* [PROVIDED RECORDS]
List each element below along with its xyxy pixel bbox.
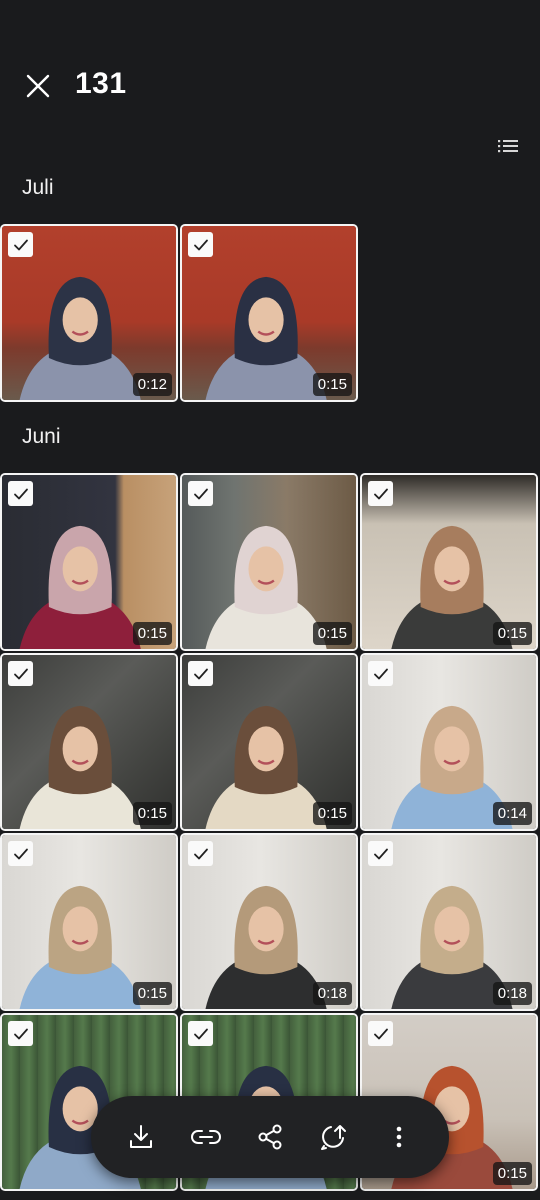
share-icon xyxy=(258,1124,282,1150)
selection-checkbox[interactable] xyxy=(188,232,213,257)
video-thumbnail[interactable]: 0:18 xyxy=(360,833,538,1011)
selected-count: 131 xyxy=(75,67,127,100)
check-icon xyxy=(373,848,388,859)
video-thumbnail[interactable]: 0:15 xyxy=(180,473,358,651)
video-duration: 0:15 xyxy=(312,373,352,396)
selection-checkbox[interactable] xyxy=(368,481,393,506)
check-icon xyxy=(373,488,388,499)
selection-checkbox[interactable] xyxy=(8,661,33,686)
selection-checkbox[interactable] xyxy=(188,661,213,686)
more-options-button[interactable] xyxy=(376,1114,422,1160)
check-icon xyxy=(13,848,28,859)
video-thumbnail[interactable]: 0:15 xyxy=(0,653,178,831)
video-thumbnail[interactable]: 0:14 xyxy=(360,653,538,831)
download-icon xyxy=(130,1125,153,1148)
download-button[interactable] xyxy=(118,1114,164,1160)
check-icon xyxy=(373,668,388,679)
link-icon xyxy=(190,1130,221,1144)
selection-action-bar xyxy=(91,1096,449,1178)
video-duration: 0:15 xyxy=(132,622,172,645)
video-duration: 0:15 xyxy=(492,622,532,645)
check-icon xyxy=(193,488,208,499)
share-button[interactable] xyxy=(247,1114,293,1160)
selection-checkbox[interactable] xyxy=(188,481,213,506)
check-icon xyxy=(373,1028,388,1039)
check-icon xyxy=(193,848,208,859)
video-thumbnail[interactable]: 0:15 xyxy=(360,473,538,651)
upload-icon xyxy=(321,1125,347,1150)
upload-to-story-button[interactable] xyxy=(311,1114,357,1160)
selection-checkbox[interactable] xyxy=(8,481,33,506)
video-duration: 0:14 xyxy=(492,802,532,825)
copy-link-button[interactable] xyxy=(183,1114,229,1160)
video-duration: 0:15 xyxy=(312,802,352,825)
selection-checkbox[interactable] xyxy=(188,1021,213,1046)
video-duration: 0:18 xyxy=(312,982,352,1005)
check-icon xyxy=(13,1028,28,1039)
video-thumbnail[interactable]: 0:15 xyxy=(180,653,358,831)
video-thumbnail[interactable]: 0:18 xyxy=(180,833,358,1011)
selection-checkbox[interactable] xyxy=(368,841,393,866)
video-duration: 0:18 xyxy=(492,982,532,1005)
check-icon xyxy=(193,239,208,250)
section-label-juli: Juli xyxy=(22,176,54,199)
video-duration: 0:15 xyxy=(492,1162,532,1185)
video-thumbnail[interactable]: 0:15 xyxy=(0,473,178,651)
view-mode-button[interactable] xyxy=(494,136,522,160)
selection-checkbox[interactable] xyxy=(368,661,393,686)
close-selection-button[interactable] xyxy=(22,70,54,102)
selection-checkbox[interactable] xyxy=(188,841,213,866)
video-thumbnail[interactable]: 0:15 xyxy=(0,833,178,1011)
video-thumbnail[interactable]: 0:12 xyxy=(0,224,178,402)
video-duration: 0:15 xyxy=(132,982,172,1005)
check-icon xyxy=(13,668,28,679)
video-duration: 0:12 xyxy=(132,373,172,396)
video-thumbnail[interactable]: 0:15 xyxy=(180,224,358,402)
check-icon xyxy=(193,1028,208,1039)
selection-checkbox[interactable] xyxy=(8,232,33,257)
selection-checkbox[interactable] xyxy=(368,1021,393,1046)
section-label-juni: Juni xyxy=(22,425,61,448)
more-vertical-icon xyxy=(396,1126,402,1148)
top-app-bar: 131 xyxy=(0,0,540,130)
check-icon xyxy=(193,668,208,679)
list-view-icon xyxy=(498,140,518,153)
check-icon xyxy=(13,488,28,499)
video-duration: 0:15 xyxy=(312,622,352,645)
check-icon xyxy=(13,239,28,250)
selection-checkbox[interactable] xyxy=(8,1021,33,1046)
video-duration: 0:15 xyxy=(132,802,172,825)
selection-checkbox[interactable] xyxy=(8,841,33,866)
close-icon xyxy=(26,74,50,98)
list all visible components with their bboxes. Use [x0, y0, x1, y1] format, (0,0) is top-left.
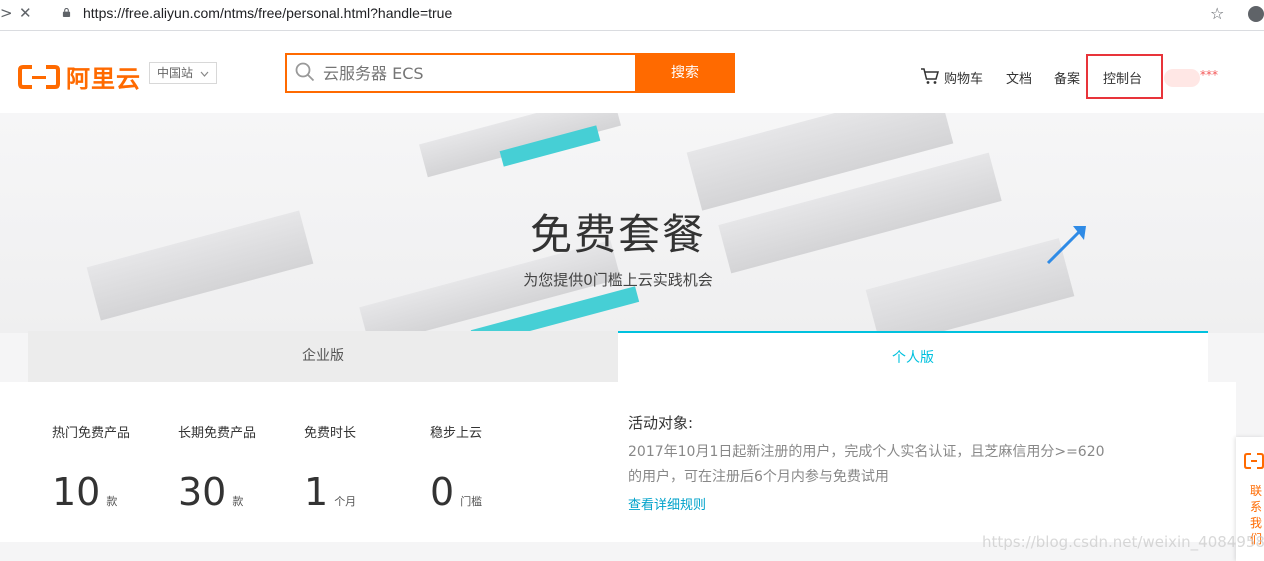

* [REQUIREMENTS] Can you rewrite all the items above with every "video-duration" changed to "clip-length" and nothing else altered? Omit the pictures from your answer.

* [SOLUTION TO THIS EXERCISE]
List each element below along with its xyxy pixel bbox.
share-icon xyxy=(258,1124,282,1150)
selection-checkbox[interactable] xyxy=(188,232,213,257)
video-thumbnail[interactable]: 0:18 xyxy=(360,833,538,1011)
selected-count: 131 xyxy=(75,67,127,100)
check-icon xyxy=(373,848,388,859)
video-thumbnail[interactable]: 0:15 xyxy=(180,473,358,651)
clip-length: 0:15 xyxy=(312,373,352,396)
selection-checkbox[interactable] xyxy=(368,481,393,506)
check-icon xyxy=(373,488,388,499)
selection-checkbox[interactable] xyxy=(8,661,33,686)
selection-checkbox[interactable] xyxy=(188,661,213,686)
more-options-button[interactable] xyxy=(376,1114,422,1160)
check-icon xyxy=(13,848,28,859)
video-thumbnail[interactable]: 0:15 xyxy=(0,653,178,831)
video-thumbnail[interactable]: 0:14 xyxy=(360,653,538,831)
download-icon xyxy=(130,1125,153,1148)
download-button[interactable] xyxy=(118,1114,164,1160)
check-icon xyxy=(373,668,388,679)
link-icon xyxy=(190,1130,221,1144)
selection-action-bar xyxy=(91,1096,449,1178)
clip-length: 0:15 xyxy=(132,622,172,645)
clip-length: 0:15 xyxy=(492,622,532,645)
check-icon xyxy=(193,488,208,499)
share-button[interactable] xyxy=(247,1114,293,1160)
selection-checkbox[interactable] xyxy=(188,481,213,506)
check-icon xyxy=(373,1028,388,1039)
check-icon xyxy=(193,848,208,859)
video-thumbnail[interactable]: 0:15 xyxy=(360,473,538,651)
upload-icon xyxy=(321,1125,347,1150)
upload-to-story-button[interactable] xyxy=(311,1114,357,1160)
selection-checkbox[interactable] xyxy=(8,481,33,506)
clip-length: 0:14 xyxy=(492,802,532,825)
copy-link-button[interactable] xyxy=(183,1114,229,1160)
clip-length: 0:15 xyxy=(312,802,352,825)
selection-checkbox[interactable] xyxy=(188,1021,213,1046)
clip-length: 0:18 xyxy=(312,982,352,1005)
check-icon xyxy=(13,1028,28,1039)
video-thumbnail[interactable]: 0:15 xyxy=(180,653,358,831)
video-thumbnail[interactable]: 0:18 xyxy=(180,833,358,1011)
selection-checkbox[interactable] xyxy=(368,841,393,866)
clip-length: 0:18 xyxy=(492,982,532,1005)
check-icon xyxy=(193,239,208,250)
section-label-juli: Juli xyxy=(22,176,54,199)
clip-length: 0:15 xyxy=(492,1162,532,1185)
video-thumbnail[interactable]: 0:15 xyxy=(0,473,178,651)
view-mode-button[interactable] xyxy=(494,136,522,160)
selection-checkbox[interactable] xyxy=(368,661,393,686)
close-selection-button[interactable] xyxy=(22,70,54,102)
selection-checkbox[interactable] xyxy=(188,841,213,866)
video-thumbnail[interactable]: 0:15 xyxy=(0,833,178,1011)
video-thumbnail[interactable]: 0:12 xyxy=(0,224,178,402)
clip-length: 0:15 xyxy=(132,982,172,1005)
check-icon xyxy=(13,668,28,679)
clip-length: 0:12 xyxy=(132,373,172,396)
video-thumbnail[interactable]: 0:15 xyxy=(180,224,358,402)
check-icon xyxy=(193,1028,208,1039)
selection-checkbox[interactable] xyxy=(8,232,33,257)
selection-checkbox[interactable] xyxy=(368,1021,393,1046)
section-label-juni: Juni xyxy=(22,425,61,448)
more-vertical-icon xyxy=(396,1126,402,1148)
top-app-bar: 131 xyxy=(0,0,540,130)
check-icon xyxy=(193,668,208,679)
list-view-icon xyxy=(498,140,518,153)
check-icon xyxy=(13,488,28,499)
clip-length: 0:15 xyxy=(312,622,352,645)
check-icon xyxy=(13,239,28,250)
selection-checkbox[interactable] xyxy=(8,1021,33,1046)
clip-length: 0:15 xyxy=(132,802,172,825)
selection-checkbox[interactable] xyxy=(8,841,33,866)
close-icon xyxy=(26,74,50,98)
list all visible components with their bboxes. Use [x0, y0, x1, y1] format, (0,0) is top-left.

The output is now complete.